● Extracted text

Abdon is an upland village and former civil parish, now in the parish of Abdon and Heath, in the Clee Hills area of English county of Shropshire.

History
 
The name Abdon derives from 'Ab(b)a's estate' (Old English personal name Ab(b)a + tūn).
It was called Abetune in the Domesday Book of 1086, when it comprised nine households, and was recorded as Ab(b)eton from about 1200 to 1504, Abbedon in 1301 and Abdon from 1503. 

The village had at least 11 households in 1642, 20 that paid hearth tax in 1662 and in 1793, there were 30 houses in the parish. The population of the parish grew from 137 to 170 between 1811 and 1831 but declined to 70 in 1971 and rose slightly to 85 in 1981.

● Task goal
Retype the whole text about the village of Abdon word for word, keeping its heading and paragraph breaks.

● Data shown
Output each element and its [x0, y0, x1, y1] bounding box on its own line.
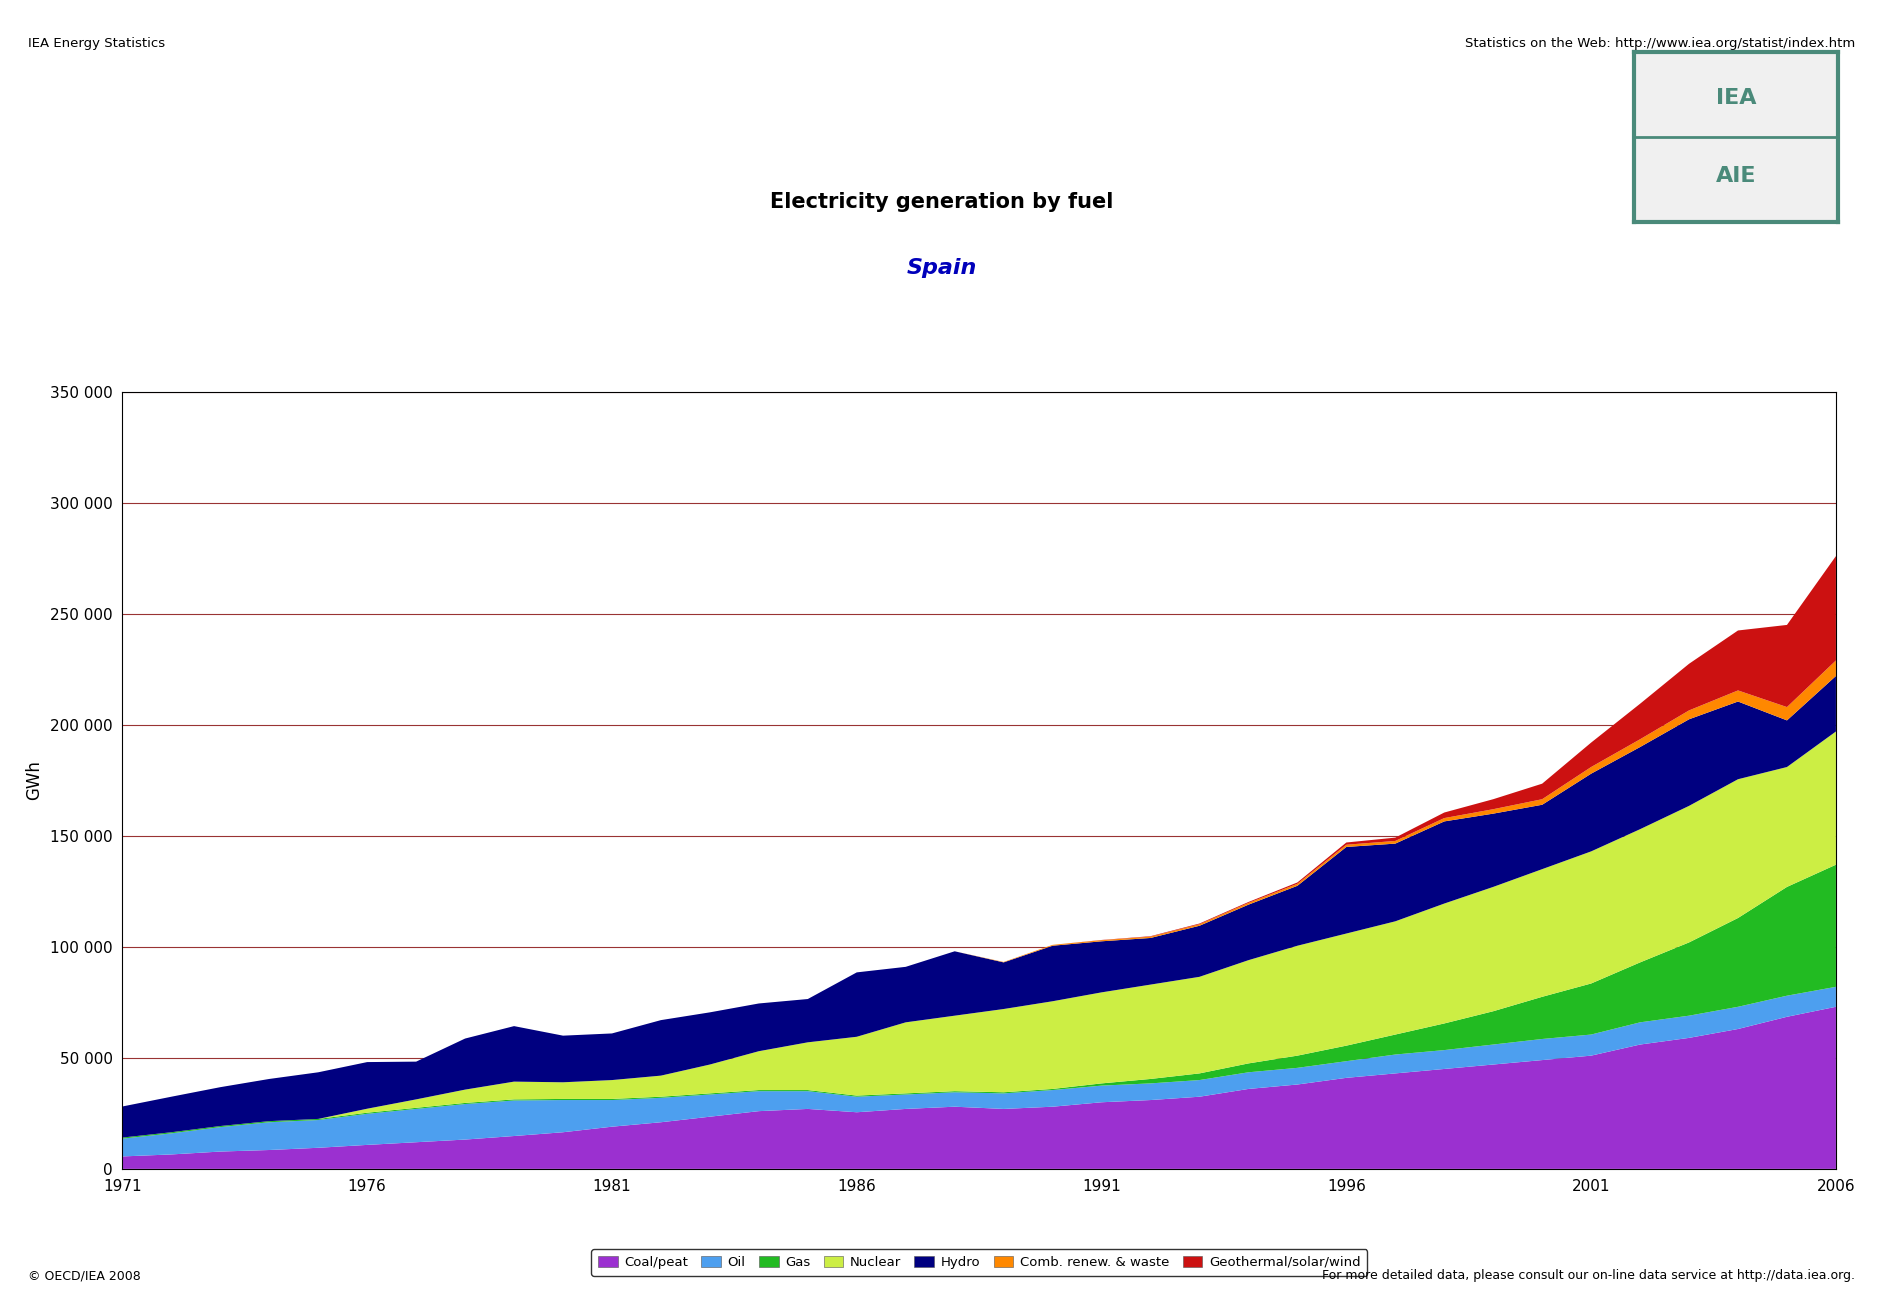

● The completed task
Abdon is an upland village and former civil parish, now in the parish of Abdon and Heath, in the Clee Hills area of English county of Shropshire.

History
 
The name Abdon derives from 'Ab(b)a's estate' (Old English personal name Ab(b)a + tūn).
It was called Abetune in the Domesday Book of 1086, when it comprised nine households, and was recorded as Ab(b)eton from about 1200 to 1504, Abbedon in 1301 and Abdon from 1503. 

The village had at least 11 households in 1642, 20 that paid hearth tax in 1662 and in 1793, there were 30 houses in the parish. The population of the parish grew from 137 to 170 between 1811 and 1831 but declined to 70 in 1971 and rose slightly to 85 in 1981.